| TASK ITEM |
Copy out each line in the listing below where the word "functional" appears.

*** Begin section ***

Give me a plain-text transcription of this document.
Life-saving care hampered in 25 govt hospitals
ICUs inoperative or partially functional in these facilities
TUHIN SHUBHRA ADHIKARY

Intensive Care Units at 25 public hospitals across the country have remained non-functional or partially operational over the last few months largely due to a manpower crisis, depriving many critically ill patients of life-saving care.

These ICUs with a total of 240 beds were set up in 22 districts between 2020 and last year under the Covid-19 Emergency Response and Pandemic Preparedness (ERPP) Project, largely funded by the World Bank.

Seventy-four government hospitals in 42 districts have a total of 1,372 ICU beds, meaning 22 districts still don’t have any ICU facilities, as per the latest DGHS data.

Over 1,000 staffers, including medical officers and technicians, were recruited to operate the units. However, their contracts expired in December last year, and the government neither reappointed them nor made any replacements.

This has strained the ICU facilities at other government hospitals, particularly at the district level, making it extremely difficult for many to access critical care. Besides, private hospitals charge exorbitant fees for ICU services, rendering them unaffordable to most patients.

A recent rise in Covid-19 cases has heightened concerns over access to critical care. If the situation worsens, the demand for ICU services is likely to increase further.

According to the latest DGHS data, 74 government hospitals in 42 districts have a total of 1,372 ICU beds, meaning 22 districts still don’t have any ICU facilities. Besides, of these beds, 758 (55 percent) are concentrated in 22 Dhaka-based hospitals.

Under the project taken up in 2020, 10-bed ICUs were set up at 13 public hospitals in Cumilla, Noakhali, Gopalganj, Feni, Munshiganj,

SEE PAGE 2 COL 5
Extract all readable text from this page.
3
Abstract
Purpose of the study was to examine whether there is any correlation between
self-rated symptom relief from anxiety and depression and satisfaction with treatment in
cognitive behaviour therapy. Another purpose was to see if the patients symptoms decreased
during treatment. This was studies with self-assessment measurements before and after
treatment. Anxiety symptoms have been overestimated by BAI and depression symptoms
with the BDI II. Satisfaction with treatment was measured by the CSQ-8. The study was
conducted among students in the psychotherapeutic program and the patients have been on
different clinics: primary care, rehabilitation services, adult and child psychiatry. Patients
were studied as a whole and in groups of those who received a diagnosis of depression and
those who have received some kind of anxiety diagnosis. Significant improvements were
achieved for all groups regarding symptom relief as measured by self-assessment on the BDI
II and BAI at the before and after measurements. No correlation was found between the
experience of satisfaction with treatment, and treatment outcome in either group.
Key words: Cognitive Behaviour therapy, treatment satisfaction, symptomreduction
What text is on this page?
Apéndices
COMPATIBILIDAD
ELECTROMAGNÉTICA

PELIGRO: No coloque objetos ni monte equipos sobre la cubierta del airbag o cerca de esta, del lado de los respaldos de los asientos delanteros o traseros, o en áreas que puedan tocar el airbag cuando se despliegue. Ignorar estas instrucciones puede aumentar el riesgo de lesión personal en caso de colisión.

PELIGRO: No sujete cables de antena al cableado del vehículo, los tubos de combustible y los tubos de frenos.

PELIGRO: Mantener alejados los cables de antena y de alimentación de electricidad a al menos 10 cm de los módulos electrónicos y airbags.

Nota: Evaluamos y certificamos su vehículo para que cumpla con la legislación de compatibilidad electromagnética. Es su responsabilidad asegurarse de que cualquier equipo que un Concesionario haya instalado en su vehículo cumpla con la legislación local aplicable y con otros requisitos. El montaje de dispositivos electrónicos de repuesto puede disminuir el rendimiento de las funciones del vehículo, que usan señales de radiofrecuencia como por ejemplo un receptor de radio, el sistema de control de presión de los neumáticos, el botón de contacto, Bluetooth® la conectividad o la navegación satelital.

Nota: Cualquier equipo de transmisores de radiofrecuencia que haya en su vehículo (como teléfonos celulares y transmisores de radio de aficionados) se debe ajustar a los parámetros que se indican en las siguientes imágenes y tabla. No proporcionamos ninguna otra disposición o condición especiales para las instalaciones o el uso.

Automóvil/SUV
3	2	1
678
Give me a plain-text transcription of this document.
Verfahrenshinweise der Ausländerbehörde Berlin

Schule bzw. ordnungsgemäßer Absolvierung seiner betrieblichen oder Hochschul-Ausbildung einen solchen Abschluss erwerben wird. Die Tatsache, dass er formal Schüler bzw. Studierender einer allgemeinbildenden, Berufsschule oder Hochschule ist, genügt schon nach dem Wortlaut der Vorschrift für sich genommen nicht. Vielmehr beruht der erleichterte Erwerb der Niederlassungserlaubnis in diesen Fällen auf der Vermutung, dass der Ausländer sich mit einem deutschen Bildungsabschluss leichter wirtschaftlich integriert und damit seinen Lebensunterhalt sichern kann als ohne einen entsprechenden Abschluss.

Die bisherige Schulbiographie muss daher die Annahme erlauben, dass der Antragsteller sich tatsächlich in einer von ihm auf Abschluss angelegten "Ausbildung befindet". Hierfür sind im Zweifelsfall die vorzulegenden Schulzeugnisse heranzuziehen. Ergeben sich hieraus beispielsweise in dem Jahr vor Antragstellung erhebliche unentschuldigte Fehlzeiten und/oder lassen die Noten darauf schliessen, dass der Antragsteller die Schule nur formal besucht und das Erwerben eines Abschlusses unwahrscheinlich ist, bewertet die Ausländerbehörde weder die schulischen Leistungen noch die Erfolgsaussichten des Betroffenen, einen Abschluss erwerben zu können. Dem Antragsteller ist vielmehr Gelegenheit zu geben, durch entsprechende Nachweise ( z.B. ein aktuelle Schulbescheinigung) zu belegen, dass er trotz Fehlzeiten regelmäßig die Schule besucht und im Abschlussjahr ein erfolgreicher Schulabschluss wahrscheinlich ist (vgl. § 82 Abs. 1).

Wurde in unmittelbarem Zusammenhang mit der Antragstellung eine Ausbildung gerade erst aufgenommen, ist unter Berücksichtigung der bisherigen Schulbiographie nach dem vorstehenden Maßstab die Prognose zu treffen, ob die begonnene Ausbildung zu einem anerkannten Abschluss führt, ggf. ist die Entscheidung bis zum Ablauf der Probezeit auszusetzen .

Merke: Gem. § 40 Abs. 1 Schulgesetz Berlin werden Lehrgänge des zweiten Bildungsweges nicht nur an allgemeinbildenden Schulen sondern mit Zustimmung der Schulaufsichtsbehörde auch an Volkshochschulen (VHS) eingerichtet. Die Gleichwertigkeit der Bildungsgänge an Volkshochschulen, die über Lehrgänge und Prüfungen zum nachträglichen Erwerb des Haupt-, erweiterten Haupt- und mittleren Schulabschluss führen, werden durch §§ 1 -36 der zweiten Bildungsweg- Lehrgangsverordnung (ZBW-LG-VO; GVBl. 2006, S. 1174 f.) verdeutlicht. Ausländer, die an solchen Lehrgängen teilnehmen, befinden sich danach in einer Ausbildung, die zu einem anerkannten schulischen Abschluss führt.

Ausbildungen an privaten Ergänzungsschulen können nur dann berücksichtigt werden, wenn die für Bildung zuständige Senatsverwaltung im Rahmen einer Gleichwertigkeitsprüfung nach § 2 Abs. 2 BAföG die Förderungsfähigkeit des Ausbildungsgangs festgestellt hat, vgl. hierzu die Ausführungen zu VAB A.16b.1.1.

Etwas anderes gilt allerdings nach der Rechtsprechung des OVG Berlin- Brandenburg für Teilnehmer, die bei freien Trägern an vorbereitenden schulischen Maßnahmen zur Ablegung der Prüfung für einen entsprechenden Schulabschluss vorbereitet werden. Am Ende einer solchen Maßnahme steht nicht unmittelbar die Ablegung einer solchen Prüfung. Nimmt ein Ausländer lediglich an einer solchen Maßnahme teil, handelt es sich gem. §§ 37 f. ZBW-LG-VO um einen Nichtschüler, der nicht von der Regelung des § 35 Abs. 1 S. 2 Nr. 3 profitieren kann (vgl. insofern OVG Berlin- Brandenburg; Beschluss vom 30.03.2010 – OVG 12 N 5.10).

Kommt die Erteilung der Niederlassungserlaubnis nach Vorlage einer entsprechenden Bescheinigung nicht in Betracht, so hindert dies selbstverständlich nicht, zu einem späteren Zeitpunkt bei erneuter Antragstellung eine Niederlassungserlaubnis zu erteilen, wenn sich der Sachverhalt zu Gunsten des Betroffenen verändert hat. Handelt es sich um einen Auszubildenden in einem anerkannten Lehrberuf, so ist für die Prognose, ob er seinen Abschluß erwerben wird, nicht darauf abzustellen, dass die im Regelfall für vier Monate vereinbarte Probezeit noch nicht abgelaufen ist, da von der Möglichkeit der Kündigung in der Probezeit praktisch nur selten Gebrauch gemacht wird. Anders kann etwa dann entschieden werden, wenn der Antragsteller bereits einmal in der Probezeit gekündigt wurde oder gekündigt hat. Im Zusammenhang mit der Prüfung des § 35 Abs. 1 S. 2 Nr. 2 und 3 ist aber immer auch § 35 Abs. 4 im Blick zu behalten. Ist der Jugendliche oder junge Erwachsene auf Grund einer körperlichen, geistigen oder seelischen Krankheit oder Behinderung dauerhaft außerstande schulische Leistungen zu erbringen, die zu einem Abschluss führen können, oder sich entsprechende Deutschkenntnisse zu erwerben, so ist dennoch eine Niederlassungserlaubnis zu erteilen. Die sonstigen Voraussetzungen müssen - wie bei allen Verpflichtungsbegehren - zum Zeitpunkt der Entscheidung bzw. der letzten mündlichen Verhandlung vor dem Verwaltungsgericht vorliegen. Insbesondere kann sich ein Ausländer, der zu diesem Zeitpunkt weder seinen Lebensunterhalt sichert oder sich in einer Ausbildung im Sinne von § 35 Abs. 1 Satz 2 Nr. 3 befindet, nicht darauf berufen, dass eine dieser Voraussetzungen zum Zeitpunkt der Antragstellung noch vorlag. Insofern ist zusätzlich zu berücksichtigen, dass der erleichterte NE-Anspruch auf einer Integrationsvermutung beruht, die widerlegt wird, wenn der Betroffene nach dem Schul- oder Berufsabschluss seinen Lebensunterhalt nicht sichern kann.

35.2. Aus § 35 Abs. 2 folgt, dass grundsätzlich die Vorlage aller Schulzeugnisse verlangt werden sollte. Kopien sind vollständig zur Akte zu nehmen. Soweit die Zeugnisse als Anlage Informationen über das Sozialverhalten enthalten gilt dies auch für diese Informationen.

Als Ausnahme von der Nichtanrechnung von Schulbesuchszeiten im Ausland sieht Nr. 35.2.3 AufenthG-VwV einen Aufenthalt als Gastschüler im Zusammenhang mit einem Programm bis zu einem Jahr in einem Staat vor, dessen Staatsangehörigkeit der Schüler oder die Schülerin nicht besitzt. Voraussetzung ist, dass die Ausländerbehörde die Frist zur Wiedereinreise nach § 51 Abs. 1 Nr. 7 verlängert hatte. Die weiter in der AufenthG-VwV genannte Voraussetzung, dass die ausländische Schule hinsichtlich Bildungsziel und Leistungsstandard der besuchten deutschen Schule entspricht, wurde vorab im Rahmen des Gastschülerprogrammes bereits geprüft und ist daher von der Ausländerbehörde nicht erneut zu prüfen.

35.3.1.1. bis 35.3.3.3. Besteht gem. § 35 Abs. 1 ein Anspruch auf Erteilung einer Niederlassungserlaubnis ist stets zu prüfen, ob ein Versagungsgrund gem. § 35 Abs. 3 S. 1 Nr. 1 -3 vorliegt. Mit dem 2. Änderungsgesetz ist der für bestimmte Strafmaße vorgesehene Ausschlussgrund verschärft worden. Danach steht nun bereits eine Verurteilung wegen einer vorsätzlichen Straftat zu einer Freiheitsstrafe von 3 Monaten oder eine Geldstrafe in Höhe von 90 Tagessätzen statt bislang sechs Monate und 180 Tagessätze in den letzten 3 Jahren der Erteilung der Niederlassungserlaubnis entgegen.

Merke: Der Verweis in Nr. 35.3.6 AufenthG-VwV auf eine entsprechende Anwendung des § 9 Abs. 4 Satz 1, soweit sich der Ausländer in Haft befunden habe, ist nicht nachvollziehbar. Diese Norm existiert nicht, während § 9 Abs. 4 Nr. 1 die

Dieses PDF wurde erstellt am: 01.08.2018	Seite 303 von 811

*** End section ***

| ANSWER BOX |
ICUs inoperative or partially functional in these facilities
Intensive Care Units at 25 public hospitals across the country have remained non-functional or partially operational over the last few months largely due to a manpower crisis, depriving many critically ill patients of life-saving care.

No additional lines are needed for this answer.